Given records:
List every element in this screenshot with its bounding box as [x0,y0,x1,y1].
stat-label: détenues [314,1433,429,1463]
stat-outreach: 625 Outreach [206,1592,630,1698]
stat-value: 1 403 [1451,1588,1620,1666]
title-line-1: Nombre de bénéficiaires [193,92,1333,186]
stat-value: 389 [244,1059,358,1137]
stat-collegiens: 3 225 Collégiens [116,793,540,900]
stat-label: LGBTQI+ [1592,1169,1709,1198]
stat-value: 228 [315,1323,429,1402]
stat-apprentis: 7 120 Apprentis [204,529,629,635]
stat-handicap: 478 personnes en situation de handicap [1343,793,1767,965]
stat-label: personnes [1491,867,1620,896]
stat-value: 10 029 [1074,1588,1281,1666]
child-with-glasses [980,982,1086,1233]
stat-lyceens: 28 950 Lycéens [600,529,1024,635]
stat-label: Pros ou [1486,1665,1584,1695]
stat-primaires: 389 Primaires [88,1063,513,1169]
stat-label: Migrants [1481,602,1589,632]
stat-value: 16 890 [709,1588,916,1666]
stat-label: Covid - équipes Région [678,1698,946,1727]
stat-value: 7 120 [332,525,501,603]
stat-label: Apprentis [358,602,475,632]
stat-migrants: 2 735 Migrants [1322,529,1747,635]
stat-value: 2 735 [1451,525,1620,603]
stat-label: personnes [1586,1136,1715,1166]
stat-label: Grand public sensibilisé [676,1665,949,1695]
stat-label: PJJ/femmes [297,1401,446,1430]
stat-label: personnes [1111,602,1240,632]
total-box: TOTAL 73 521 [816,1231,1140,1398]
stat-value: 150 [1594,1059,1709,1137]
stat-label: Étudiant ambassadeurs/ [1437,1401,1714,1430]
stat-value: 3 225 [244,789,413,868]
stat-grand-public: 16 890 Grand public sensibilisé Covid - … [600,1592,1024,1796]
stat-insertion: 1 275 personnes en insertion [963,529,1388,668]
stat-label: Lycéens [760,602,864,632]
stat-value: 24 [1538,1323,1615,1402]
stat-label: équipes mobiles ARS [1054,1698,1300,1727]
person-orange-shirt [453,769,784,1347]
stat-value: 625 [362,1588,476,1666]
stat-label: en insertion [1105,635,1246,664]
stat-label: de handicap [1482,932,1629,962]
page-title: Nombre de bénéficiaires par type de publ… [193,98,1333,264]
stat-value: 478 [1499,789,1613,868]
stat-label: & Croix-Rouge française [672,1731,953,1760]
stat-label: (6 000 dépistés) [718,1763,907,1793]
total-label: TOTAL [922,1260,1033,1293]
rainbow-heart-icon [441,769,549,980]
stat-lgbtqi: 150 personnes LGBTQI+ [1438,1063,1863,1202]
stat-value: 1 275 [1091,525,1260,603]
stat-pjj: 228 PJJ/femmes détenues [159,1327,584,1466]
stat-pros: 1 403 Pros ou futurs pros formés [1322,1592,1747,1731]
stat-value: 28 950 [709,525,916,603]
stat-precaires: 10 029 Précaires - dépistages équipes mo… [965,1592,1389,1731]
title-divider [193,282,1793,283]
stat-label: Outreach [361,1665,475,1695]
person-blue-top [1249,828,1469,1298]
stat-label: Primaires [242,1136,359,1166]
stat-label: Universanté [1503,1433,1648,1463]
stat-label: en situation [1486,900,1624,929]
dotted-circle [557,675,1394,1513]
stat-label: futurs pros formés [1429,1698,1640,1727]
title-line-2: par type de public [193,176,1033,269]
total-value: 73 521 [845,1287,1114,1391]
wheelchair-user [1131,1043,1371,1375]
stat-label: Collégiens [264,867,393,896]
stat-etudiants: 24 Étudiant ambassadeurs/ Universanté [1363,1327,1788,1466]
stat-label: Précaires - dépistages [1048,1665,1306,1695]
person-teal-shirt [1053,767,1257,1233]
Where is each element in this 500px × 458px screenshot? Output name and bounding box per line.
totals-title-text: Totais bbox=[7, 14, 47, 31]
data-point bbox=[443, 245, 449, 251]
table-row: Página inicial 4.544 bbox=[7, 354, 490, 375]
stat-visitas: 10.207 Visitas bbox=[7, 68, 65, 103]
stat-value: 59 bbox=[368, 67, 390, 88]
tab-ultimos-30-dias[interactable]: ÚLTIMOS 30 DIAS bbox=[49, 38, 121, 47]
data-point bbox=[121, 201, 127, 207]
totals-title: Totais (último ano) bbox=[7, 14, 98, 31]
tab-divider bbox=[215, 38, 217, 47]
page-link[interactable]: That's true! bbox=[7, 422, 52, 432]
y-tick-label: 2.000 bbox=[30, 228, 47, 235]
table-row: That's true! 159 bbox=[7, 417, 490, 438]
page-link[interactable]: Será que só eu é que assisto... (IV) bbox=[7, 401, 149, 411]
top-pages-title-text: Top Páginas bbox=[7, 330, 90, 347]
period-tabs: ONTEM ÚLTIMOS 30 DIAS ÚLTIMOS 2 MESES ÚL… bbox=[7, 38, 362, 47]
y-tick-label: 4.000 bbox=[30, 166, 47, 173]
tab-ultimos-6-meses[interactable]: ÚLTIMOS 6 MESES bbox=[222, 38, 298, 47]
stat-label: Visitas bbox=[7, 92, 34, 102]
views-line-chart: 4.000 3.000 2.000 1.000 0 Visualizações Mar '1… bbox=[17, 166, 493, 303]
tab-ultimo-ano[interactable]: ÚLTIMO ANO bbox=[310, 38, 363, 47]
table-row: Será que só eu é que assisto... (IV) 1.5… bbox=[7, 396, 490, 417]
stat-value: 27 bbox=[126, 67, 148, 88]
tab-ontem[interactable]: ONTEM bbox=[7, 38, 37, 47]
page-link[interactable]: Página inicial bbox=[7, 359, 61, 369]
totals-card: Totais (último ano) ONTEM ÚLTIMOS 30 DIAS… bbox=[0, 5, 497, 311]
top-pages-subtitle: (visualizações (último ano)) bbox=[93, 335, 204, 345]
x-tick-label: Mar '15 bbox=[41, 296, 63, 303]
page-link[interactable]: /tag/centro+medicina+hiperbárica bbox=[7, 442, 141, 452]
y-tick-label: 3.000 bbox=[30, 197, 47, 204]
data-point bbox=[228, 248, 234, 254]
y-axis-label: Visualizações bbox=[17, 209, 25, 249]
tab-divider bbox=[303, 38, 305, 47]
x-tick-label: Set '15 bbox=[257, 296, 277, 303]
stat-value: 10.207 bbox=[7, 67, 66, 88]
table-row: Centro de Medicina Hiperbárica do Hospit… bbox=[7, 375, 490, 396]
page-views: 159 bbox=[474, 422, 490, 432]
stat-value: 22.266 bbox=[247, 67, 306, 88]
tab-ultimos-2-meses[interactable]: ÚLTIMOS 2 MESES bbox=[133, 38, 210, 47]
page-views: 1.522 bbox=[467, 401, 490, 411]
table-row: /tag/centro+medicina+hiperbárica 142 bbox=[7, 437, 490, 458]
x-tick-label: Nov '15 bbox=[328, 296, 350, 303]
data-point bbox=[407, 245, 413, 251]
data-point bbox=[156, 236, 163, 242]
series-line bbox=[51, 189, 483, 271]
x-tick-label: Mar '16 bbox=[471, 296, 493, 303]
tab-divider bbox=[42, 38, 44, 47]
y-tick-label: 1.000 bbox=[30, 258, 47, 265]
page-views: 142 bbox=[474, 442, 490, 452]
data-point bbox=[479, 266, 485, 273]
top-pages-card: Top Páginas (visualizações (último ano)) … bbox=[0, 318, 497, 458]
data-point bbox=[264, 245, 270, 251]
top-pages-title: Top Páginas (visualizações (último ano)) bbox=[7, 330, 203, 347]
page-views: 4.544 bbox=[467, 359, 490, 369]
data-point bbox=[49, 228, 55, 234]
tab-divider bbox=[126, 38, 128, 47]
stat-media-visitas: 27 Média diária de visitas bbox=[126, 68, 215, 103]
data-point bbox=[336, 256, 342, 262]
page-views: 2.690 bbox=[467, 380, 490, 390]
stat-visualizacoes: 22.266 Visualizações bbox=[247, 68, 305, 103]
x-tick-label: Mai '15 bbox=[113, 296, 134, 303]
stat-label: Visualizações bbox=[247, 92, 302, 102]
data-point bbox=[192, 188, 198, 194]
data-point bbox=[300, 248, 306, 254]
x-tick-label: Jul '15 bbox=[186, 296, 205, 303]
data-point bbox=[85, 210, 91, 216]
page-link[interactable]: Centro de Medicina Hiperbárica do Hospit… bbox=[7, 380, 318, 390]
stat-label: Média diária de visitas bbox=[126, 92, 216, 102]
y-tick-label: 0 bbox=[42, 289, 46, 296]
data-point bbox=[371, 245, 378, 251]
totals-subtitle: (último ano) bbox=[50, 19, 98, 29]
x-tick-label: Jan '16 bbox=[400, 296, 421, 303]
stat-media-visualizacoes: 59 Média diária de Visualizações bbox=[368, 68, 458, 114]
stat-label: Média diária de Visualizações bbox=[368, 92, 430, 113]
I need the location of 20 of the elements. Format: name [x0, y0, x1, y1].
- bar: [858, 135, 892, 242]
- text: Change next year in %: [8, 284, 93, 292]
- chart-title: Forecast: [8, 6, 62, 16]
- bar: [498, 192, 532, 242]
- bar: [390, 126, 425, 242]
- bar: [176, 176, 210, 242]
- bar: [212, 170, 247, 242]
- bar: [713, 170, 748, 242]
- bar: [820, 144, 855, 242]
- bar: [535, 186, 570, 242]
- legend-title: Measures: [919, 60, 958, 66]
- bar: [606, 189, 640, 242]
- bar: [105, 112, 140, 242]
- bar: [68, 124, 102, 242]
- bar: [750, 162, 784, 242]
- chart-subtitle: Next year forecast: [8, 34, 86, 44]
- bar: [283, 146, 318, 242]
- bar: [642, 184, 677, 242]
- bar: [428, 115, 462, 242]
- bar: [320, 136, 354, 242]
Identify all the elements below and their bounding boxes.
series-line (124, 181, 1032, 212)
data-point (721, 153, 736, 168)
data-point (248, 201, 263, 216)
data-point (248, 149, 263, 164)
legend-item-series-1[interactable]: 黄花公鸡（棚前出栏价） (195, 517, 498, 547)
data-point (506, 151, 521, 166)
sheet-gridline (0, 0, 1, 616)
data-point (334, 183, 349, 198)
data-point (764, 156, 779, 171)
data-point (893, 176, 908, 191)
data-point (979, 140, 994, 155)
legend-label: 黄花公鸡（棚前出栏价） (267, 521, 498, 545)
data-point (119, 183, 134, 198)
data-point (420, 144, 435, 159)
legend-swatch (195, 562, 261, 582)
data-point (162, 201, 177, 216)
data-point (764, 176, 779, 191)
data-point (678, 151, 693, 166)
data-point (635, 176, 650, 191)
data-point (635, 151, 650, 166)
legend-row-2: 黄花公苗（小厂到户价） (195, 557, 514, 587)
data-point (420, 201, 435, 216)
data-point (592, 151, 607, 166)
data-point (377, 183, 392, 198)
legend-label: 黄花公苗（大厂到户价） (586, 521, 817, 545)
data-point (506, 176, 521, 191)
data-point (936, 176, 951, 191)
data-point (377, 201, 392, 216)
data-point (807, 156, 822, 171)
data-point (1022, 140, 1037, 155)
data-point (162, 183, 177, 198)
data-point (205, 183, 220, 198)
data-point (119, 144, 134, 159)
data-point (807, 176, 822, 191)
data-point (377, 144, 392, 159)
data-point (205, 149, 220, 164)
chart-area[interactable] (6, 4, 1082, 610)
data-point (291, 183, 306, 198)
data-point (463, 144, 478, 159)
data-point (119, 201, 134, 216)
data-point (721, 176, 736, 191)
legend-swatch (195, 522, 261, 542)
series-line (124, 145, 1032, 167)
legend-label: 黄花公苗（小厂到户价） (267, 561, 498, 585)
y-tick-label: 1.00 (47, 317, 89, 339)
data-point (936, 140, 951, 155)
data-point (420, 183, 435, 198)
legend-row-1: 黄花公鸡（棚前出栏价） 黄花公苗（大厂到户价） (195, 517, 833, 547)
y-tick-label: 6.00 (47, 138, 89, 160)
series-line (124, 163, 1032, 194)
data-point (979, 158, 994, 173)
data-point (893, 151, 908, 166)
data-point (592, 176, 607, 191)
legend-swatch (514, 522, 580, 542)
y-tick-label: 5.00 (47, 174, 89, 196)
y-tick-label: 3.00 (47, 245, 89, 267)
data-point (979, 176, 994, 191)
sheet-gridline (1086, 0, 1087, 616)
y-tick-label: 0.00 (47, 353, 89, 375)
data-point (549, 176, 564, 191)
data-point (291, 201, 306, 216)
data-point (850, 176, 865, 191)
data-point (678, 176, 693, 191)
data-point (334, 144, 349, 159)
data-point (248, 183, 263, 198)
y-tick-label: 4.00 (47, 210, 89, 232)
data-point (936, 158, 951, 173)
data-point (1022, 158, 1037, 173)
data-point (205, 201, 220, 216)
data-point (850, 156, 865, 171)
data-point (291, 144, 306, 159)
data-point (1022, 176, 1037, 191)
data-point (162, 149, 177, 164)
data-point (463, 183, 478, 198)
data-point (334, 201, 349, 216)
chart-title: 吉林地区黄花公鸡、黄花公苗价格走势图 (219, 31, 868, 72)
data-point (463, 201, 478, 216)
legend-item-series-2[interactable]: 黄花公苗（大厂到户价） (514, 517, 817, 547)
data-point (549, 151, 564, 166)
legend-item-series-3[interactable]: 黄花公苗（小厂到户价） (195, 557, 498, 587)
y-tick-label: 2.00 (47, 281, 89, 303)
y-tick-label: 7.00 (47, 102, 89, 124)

What to work on: Extract each line from the lines above that contains the string "views", treating uppercase and lowercase as different.

Solution for this task:
views-line-chart: 4.000 3.000 2.000 1.000 0 Visualizações Mar '1… bbox=[17, 166, 493, 303]
page-views: 159 bbox=[474, 422, 490, 432]
page-views: 1.522 bbox=[467, 401, 490, 411]
page-views: 142 bbox=[474, 442, 490, 452]
page-views: 4.544 bbox=[467, 359, 490, 369]
page-views: 2.690 bbox=[467, 380, 490, 390]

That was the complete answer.